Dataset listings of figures
>> start
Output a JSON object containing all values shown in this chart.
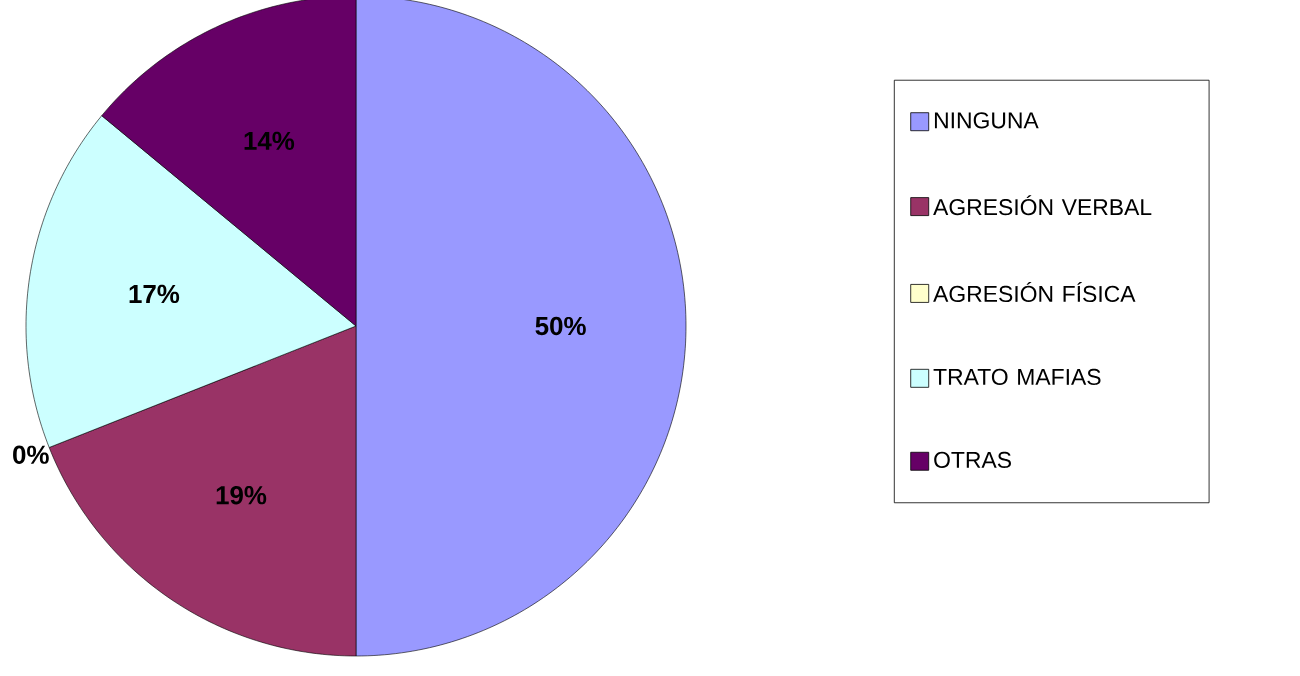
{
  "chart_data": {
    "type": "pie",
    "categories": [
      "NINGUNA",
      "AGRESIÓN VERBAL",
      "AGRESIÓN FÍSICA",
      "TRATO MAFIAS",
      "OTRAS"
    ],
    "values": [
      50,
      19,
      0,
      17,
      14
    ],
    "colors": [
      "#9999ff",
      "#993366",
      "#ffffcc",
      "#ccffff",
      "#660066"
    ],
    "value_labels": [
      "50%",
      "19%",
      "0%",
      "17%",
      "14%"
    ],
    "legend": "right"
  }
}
>> end
_What to produce_. Print every entry exactly as written, without the pictures.

_Answer to this task_.
Output a JSON object containing all values shown in this chart.
{
  "chart_data": {
    "type": "pie",
    "categories": [
      "NINGUNA",
      "AGRESIÓN VERBAL",
      "AGRESIÓN FÍSICA",
      "TRATO MAFIAS",
      "OTRAS"
    ],
    "values": [
      50,
      19,
      0,
      17,
      14
    ],
    "colors": [
      "#9999ff",
      "#993366",
      "#ffffcc",
      "#ccffff",
      "#660066"
    ],
    "value_labels": [
      "50%",
      "19%",
      "0%",
      "17%",
      "14%"
    ],
    "legend": "right"
  }
}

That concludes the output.